_Given problem_
Check every line of the entries that follow, and copy the ones containing "arctic".

_Provided records_
- - - - - - -

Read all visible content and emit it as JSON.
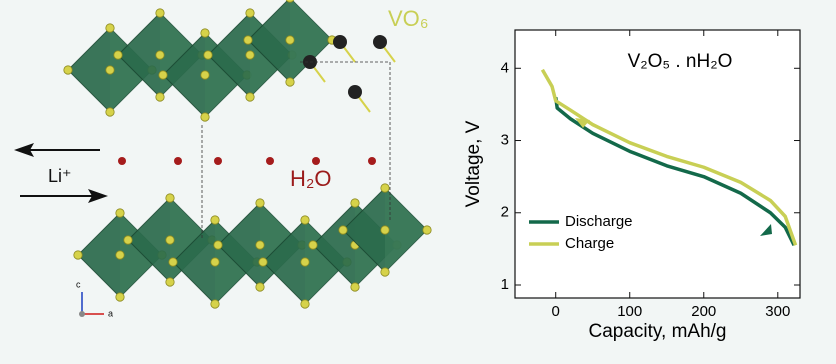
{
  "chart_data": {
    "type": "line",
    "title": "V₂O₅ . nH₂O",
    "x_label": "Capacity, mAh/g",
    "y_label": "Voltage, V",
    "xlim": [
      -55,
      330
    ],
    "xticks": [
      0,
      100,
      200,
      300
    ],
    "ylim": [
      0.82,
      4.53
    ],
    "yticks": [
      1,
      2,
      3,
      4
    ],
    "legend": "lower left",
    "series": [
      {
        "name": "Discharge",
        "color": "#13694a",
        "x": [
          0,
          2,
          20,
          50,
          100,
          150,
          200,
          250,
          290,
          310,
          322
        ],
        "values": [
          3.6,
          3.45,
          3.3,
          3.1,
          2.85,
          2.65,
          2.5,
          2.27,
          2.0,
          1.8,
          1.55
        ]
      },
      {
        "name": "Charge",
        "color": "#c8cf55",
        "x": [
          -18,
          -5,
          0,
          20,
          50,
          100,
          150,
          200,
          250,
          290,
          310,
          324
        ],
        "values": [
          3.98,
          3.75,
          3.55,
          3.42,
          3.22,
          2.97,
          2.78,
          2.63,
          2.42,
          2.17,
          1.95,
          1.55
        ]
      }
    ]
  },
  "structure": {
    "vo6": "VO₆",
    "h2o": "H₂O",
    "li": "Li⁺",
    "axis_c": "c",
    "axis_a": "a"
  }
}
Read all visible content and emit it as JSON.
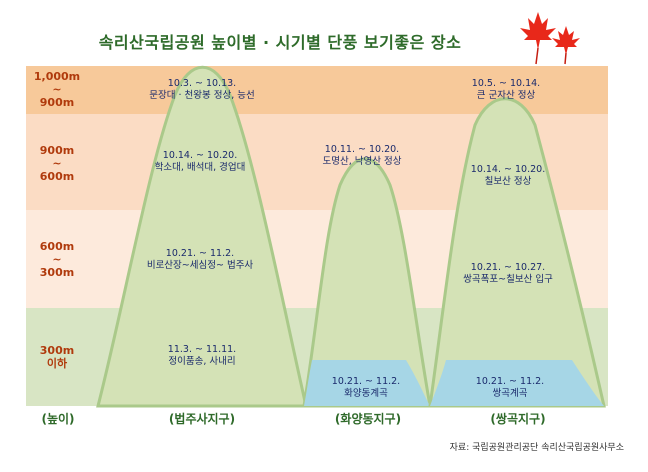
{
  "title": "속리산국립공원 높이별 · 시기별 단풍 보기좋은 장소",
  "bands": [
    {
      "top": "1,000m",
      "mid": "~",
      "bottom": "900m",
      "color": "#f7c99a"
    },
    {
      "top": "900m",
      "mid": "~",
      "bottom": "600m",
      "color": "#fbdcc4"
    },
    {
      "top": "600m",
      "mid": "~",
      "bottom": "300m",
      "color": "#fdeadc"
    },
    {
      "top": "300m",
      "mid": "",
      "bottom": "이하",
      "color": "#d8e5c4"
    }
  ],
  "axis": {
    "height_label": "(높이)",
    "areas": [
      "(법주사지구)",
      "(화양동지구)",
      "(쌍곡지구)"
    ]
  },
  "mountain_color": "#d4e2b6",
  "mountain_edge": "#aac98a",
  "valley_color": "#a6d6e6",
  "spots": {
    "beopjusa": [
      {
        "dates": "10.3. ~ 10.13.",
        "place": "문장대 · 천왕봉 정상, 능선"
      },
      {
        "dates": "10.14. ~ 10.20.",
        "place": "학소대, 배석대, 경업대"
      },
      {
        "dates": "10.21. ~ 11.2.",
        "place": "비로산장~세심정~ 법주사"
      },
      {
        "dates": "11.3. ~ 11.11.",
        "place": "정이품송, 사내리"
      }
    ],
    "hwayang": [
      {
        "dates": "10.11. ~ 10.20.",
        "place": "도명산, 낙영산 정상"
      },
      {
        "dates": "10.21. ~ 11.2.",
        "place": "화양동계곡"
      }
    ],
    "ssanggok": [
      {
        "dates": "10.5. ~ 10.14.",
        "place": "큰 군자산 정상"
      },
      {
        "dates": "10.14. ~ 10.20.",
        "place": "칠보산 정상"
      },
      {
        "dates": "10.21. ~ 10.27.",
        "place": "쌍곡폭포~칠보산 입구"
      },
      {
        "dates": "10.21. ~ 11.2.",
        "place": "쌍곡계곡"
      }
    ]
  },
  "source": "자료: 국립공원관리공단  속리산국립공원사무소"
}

- - - - - - -

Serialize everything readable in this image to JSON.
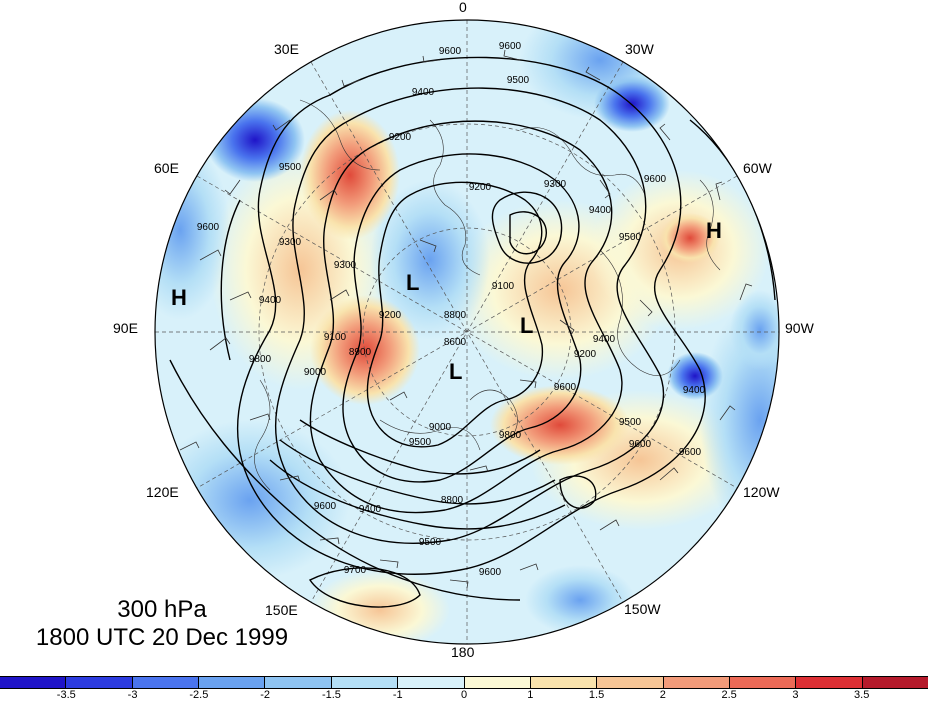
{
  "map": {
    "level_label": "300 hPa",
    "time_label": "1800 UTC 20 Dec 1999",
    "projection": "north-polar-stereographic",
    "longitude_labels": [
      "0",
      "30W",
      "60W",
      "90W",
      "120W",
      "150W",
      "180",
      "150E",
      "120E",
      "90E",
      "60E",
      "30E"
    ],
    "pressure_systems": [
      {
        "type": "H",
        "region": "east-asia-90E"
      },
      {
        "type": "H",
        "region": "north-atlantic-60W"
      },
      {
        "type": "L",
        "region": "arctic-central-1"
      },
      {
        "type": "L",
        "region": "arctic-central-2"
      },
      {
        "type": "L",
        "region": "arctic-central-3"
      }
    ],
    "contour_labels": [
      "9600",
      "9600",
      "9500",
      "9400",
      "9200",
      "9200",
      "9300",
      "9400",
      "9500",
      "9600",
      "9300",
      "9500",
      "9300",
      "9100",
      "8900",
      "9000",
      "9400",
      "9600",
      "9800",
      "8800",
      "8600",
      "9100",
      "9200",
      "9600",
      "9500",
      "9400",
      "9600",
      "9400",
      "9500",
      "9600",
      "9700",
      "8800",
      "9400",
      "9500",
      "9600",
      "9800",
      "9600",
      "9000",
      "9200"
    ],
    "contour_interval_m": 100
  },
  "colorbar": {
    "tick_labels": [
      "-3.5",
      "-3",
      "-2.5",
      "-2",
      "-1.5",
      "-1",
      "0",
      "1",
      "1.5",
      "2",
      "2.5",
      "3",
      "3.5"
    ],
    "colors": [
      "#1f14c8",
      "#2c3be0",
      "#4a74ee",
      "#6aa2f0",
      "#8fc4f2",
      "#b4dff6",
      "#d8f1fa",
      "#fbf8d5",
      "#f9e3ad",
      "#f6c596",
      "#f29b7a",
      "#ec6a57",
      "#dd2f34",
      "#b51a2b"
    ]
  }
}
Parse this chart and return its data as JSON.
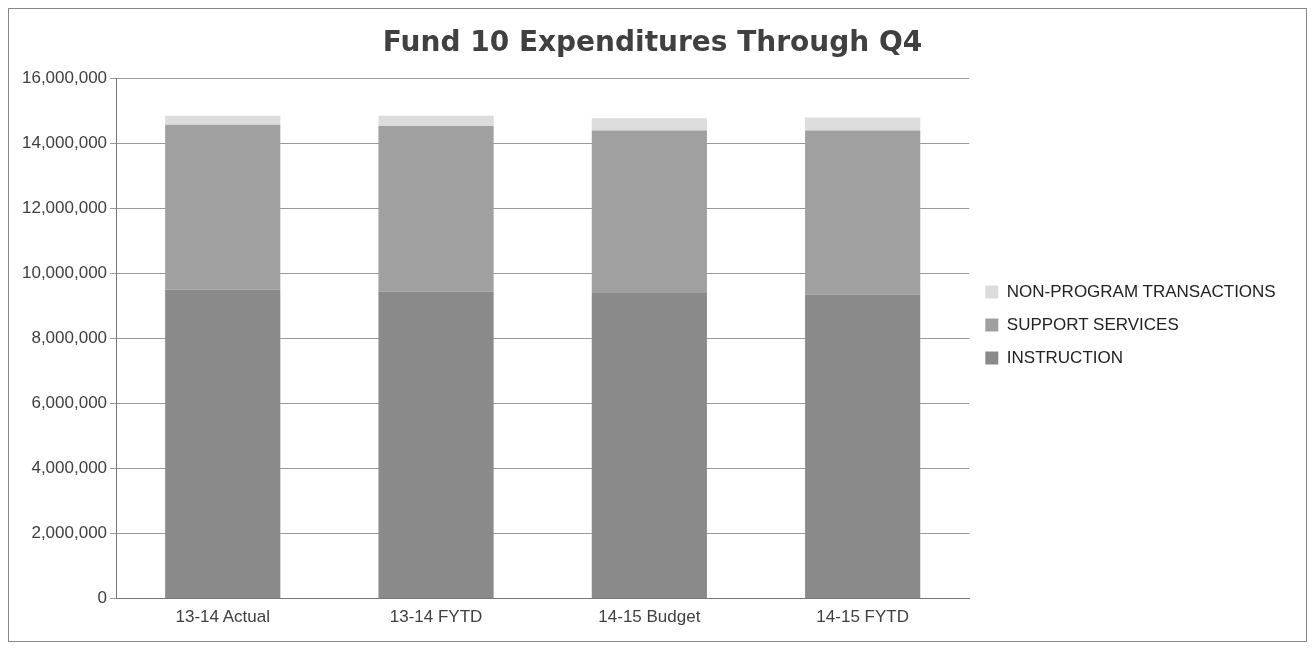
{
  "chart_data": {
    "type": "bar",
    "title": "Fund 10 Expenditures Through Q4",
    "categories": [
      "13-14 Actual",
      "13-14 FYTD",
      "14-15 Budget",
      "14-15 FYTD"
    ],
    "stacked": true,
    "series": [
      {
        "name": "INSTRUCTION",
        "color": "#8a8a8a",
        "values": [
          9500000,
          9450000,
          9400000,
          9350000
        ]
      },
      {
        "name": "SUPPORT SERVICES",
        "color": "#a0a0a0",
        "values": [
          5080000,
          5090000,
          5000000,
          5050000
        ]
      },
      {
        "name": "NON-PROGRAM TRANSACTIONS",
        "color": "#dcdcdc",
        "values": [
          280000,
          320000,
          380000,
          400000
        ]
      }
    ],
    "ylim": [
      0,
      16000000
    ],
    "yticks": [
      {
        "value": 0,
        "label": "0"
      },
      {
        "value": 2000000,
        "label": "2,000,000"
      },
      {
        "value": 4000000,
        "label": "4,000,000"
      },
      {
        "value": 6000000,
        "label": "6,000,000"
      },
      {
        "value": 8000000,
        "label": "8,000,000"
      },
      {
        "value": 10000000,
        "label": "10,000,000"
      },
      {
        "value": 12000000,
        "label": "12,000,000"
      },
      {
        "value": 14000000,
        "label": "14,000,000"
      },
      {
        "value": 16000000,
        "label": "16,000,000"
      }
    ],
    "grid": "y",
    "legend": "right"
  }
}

- - - - - - -

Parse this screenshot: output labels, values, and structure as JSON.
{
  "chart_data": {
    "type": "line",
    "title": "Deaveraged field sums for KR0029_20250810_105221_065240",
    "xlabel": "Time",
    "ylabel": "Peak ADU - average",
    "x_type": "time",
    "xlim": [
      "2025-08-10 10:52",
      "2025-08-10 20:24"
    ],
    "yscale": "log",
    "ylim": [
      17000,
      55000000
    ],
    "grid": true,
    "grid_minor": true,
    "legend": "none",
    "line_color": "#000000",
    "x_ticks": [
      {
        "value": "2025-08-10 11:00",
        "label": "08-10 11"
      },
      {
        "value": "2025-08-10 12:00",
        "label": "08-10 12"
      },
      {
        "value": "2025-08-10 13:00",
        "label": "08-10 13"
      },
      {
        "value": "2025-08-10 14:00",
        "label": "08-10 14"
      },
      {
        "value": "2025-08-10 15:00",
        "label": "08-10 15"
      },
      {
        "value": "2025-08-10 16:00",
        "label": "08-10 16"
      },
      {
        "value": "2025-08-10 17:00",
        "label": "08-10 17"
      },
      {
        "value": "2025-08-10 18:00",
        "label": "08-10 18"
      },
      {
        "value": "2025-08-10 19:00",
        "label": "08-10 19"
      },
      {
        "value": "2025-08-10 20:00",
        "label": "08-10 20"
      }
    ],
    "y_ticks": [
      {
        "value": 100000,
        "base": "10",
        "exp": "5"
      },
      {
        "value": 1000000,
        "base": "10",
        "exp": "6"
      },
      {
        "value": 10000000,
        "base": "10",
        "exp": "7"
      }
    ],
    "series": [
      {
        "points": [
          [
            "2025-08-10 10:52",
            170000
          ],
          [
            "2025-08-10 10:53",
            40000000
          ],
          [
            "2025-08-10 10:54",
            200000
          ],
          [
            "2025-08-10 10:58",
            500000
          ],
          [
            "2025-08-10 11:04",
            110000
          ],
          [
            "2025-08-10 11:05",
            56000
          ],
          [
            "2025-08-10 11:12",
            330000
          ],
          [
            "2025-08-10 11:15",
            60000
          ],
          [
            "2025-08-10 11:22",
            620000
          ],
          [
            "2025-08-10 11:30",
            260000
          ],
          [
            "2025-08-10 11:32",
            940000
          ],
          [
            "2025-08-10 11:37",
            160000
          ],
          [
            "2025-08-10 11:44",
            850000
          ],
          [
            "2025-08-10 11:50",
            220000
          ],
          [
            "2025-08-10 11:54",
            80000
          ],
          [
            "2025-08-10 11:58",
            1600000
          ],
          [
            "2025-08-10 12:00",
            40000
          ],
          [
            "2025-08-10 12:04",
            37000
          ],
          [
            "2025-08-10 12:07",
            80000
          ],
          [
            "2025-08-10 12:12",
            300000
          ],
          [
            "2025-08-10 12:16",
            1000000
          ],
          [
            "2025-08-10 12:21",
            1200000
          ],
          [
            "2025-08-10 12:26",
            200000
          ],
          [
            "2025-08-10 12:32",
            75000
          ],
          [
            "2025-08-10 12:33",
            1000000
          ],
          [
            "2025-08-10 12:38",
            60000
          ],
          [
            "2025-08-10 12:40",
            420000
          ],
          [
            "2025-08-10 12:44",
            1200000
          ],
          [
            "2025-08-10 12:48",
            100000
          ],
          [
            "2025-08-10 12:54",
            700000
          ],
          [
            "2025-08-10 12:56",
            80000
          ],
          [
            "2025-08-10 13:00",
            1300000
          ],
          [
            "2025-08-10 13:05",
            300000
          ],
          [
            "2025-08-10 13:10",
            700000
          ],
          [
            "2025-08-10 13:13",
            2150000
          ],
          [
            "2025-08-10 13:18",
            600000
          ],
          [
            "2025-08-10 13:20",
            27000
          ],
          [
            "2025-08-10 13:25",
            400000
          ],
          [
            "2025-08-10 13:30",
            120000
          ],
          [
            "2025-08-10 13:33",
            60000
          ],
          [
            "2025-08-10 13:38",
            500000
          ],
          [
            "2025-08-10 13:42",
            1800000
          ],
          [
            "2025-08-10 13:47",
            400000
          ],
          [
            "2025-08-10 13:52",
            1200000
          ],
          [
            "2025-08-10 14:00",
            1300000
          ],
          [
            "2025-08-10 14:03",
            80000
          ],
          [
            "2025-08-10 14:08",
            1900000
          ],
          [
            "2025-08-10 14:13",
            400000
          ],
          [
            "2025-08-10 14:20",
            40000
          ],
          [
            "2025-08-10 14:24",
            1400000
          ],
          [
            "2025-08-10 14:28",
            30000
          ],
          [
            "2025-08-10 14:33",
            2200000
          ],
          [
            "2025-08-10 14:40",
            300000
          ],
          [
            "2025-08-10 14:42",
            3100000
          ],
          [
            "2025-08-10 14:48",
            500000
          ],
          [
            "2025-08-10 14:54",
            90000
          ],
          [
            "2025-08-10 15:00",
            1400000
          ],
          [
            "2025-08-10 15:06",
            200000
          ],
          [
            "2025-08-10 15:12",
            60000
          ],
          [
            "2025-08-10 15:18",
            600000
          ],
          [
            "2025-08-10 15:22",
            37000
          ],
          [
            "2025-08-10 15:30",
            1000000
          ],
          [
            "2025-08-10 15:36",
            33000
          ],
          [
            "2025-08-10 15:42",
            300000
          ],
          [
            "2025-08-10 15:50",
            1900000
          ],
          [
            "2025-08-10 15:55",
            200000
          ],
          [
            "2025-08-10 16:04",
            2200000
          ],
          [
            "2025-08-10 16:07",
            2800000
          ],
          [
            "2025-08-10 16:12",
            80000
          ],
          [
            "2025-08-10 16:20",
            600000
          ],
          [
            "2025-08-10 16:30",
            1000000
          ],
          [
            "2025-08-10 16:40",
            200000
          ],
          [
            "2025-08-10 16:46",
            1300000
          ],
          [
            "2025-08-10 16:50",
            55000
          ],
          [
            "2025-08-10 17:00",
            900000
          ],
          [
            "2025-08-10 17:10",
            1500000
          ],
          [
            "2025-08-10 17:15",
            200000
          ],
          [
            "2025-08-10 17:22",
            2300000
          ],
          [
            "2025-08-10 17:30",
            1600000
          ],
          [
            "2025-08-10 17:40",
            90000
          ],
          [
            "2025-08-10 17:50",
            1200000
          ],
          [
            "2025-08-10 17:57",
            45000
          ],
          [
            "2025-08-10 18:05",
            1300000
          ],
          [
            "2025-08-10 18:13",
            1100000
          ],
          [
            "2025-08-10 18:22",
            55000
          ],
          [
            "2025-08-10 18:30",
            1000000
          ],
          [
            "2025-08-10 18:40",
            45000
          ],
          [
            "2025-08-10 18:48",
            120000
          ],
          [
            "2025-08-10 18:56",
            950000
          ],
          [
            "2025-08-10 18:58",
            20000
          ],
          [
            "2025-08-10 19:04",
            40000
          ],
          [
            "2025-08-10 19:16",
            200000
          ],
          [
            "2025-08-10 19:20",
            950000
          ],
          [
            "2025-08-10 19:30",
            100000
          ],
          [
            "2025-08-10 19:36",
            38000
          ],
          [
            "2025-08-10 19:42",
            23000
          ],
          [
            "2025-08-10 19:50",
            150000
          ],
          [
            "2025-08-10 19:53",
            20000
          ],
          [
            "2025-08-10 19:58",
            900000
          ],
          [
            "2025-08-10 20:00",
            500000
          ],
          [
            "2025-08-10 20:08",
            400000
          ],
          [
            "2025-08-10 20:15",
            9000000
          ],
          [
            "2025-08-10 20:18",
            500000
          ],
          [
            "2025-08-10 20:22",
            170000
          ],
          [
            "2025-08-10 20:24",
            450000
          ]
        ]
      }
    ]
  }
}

- - - - - - -

_Response for this exercise_
        "region": "arctic-central-1"
        "region": "arctic-central-2"
        "region": "arctic-central-3"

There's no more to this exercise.